── Supplied information ──
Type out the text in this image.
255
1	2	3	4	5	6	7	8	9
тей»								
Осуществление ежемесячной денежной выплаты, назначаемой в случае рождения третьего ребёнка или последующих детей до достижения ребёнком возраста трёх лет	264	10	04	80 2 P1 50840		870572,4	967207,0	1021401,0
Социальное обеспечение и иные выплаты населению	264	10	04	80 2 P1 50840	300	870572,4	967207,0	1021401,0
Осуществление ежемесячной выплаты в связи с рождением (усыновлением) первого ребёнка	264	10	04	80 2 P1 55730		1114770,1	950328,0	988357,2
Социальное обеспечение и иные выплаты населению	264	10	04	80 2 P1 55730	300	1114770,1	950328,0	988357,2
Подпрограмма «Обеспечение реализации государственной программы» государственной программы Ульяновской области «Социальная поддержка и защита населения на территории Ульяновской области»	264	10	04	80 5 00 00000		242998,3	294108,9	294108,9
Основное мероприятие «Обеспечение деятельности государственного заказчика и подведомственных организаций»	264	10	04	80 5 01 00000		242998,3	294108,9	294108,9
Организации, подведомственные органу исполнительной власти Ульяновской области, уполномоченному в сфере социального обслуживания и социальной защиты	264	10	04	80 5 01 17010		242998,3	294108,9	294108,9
───
── Supplied information ──
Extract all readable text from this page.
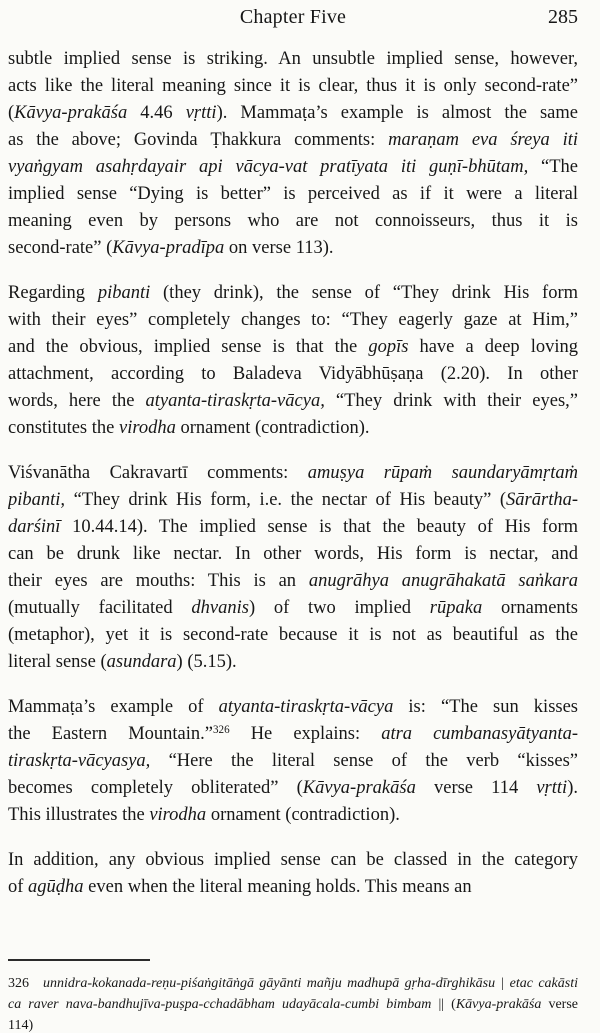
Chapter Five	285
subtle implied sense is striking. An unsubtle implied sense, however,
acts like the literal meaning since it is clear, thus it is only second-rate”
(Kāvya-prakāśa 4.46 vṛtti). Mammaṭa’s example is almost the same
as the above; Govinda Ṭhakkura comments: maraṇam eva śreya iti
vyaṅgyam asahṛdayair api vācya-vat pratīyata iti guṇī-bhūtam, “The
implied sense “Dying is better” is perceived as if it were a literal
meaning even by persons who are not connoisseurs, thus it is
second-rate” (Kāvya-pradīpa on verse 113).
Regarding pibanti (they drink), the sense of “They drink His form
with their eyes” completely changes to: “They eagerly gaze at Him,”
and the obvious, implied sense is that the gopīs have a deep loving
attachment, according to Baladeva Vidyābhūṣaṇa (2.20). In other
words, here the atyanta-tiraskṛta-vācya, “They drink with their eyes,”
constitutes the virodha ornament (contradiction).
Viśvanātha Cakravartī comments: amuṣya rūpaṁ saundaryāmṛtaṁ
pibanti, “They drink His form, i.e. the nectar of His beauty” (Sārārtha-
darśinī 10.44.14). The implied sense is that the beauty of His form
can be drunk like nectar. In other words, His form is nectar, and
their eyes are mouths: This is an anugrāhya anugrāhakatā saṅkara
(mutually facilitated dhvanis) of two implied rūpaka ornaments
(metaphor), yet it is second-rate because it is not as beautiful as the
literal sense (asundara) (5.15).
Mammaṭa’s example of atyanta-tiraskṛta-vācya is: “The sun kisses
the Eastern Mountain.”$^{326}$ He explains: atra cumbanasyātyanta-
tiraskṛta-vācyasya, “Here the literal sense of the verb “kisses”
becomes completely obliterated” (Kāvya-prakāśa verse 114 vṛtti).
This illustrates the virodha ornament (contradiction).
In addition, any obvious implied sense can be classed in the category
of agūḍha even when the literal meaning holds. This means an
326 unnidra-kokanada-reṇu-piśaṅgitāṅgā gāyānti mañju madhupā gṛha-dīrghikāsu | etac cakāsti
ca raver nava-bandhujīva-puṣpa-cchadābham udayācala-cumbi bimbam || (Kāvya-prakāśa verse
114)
───
_What you will do_
Look through the material and copy each line that has "pibanti".

_The reply_
Regarding pibanti (they drink), the sense of “They drink His form
pibanti, “They drink His form, i.e. the nectar of His beauty” (Sārārtha-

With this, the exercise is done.